**ENTRIES PROVIDED:**
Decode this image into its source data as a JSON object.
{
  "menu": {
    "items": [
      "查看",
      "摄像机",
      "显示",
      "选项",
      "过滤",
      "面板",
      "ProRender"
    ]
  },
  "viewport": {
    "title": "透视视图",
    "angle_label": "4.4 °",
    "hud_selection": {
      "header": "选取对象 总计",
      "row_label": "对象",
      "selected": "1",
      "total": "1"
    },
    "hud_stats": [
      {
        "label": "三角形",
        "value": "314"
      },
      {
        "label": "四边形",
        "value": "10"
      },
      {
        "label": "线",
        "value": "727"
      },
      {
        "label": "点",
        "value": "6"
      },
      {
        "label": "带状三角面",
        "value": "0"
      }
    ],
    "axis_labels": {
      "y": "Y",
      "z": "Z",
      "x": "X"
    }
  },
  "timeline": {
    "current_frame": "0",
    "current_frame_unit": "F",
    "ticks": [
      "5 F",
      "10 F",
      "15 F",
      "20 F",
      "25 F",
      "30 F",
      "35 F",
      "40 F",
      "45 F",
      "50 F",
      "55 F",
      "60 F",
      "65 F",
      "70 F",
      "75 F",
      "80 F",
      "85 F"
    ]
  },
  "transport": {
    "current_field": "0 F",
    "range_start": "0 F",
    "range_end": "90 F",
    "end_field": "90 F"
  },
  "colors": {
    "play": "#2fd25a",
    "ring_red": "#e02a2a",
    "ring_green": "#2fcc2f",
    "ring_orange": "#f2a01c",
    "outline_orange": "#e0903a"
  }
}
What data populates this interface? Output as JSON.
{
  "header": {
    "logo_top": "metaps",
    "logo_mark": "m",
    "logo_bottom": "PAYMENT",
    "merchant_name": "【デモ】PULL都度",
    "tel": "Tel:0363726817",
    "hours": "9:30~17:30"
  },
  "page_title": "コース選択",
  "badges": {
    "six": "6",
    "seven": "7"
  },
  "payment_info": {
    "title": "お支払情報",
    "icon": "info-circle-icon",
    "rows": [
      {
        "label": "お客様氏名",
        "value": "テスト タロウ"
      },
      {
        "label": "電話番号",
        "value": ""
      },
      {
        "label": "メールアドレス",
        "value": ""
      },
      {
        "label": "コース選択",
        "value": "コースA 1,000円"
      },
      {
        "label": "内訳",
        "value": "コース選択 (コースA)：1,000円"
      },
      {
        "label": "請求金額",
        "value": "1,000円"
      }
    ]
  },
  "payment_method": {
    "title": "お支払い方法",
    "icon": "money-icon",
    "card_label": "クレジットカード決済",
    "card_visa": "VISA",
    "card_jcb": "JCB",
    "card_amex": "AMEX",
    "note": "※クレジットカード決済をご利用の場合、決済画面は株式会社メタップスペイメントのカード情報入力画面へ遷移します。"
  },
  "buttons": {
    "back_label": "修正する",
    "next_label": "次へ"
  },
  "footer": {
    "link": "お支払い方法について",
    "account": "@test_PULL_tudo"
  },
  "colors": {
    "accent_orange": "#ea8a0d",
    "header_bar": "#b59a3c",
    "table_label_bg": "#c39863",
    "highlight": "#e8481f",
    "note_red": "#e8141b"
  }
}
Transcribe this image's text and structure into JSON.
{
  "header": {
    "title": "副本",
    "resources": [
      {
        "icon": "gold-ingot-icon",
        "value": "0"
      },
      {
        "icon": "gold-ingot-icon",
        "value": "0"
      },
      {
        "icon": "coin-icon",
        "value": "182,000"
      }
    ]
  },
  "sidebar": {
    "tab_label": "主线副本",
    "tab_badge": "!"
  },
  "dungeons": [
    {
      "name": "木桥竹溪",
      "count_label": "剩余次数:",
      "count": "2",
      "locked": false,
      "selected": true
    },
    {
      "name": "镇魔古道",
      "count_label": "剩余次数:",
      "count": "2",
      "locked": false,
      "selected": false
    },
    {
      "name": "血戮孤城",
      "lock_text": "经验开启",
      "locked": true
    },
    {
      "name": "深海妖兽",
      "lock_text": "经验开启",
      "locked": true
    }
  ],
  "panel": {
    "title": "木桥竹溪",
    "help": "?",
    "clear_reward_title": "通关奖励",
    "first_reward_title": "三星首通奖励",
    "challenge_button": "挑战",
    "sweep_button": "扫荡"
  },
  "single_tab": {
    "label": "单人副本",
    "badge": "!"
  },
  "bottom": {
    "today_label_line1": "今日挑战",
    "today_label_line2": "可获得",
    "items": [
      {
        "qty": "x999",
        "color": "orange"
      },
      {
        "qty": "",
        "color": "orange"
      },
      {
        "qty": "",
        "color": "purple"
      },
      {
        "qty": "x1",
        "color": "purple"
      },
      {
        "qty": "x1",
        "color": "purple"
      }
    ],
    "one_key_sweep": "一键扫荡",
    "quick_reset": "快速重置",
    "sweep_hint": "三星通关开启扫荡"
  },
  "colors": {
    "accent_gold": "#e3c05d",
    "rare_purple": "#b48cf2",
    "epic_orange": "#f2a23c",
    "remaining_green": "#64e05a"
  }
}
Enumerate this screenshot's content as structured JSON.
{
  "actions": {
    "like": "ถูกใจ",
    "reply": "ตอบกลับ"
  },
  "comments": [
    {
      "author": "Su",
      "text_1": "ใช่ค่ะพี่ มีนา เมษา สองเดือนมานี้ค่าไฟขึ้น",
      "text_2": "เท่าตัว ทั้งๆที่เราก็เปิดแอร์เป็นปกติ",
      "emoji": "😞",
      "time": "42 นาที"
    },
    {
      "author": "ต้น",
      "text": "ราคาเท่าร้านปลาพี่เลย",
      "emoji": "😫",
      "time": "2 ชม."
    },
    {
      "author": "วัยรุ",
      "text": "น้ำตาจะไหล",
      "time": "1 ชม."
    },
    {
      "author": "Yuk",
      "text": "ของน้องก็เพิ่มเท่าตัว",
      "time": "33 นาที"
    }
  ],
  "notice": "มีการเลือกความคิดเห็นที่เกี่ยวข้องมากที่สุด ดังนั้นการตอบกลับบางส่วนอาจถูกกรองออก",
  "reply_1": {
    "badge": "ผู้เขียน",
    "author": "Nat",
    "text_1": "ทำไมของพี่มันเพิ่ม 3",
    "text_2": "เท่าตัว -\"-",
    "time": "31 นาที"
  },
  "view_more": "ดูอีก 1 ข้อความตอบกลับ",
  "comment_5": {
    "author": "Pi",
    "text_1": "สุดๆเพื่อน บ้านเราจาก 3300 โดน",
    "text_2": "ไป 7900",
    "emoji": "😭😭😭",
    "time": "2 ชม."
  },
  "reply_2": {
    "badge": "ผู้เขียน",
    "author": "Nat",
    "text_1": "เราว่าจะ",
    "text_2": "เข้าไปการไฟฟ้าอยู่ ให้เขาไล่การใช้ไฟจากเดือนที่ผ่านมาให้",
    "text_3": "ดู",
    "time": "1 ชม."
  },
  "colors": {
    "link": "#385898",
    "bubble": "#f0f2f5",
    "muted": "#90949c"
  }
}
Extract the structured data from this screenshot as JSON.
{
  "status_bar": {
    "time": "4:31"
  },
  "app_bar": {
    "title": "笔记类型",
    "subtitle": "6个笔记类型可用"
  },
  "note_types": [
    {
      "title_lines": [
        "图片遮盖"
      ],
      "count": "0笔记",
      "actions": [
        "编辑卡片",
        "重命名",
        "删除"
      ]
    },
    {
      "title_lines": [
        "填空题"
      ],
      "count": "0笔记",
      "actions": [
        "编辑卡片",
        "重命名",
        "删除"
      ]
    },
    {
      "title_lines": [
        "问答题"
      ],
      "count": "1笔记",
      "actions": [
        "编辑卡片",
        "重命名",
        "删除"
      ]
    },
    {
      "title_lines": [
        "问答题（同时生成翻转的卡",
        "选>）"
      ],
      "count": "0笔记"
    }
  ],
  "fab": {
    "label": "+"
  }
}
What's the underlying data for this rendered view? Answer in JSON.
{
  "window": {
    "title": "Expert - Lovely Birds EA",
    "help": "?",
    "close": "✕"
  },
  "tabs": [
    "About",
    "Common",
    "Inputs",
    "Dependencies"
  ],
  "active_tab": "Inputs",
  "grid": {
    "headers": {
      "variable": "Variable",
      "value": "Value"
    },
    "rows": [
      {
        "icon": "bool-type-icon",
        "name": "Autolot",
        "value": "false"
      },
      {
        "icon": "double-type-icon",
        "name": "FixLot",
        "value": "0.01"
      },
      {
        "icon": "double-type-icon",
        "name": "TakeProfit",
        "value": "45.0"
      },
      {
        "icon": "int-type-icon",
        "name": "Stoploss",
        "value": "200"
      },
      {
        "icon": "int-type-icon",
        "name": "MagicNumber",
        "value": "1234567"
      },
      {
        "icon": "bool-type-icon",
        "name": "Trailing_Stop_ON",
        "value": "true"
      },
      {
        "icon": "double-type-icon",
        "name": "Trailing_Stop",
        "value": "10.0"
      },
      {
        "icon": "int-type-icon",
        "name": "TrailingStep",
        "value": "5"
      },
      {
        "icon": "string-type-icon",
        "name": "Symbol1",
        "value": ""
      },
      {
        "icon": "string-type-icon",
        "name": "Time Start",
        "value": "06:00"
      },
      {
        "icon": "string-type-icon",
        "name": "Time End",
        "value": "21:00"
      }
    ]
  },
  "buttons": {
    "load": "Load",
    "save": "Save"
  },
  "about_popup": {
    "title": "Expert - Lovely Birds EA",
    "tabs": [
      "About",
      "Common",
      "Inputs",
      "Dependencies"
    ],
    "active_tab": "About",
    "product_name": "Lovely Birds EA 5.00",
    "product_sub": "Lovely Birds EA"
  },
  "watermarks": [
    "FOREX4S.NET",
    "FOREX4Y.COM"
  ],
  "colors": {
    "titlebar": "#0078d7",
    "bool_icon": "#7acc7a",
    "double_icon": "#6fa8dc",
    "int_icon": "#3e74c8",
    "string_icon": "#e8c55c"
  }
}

**WHAT IS ASKED:**
Copy all the lines above that hold the string "image".

**SOLUTION FOR THIS TASK:**
Decode this image into its source data as a JSON object.
Transcribe this image's text and structure into JSON.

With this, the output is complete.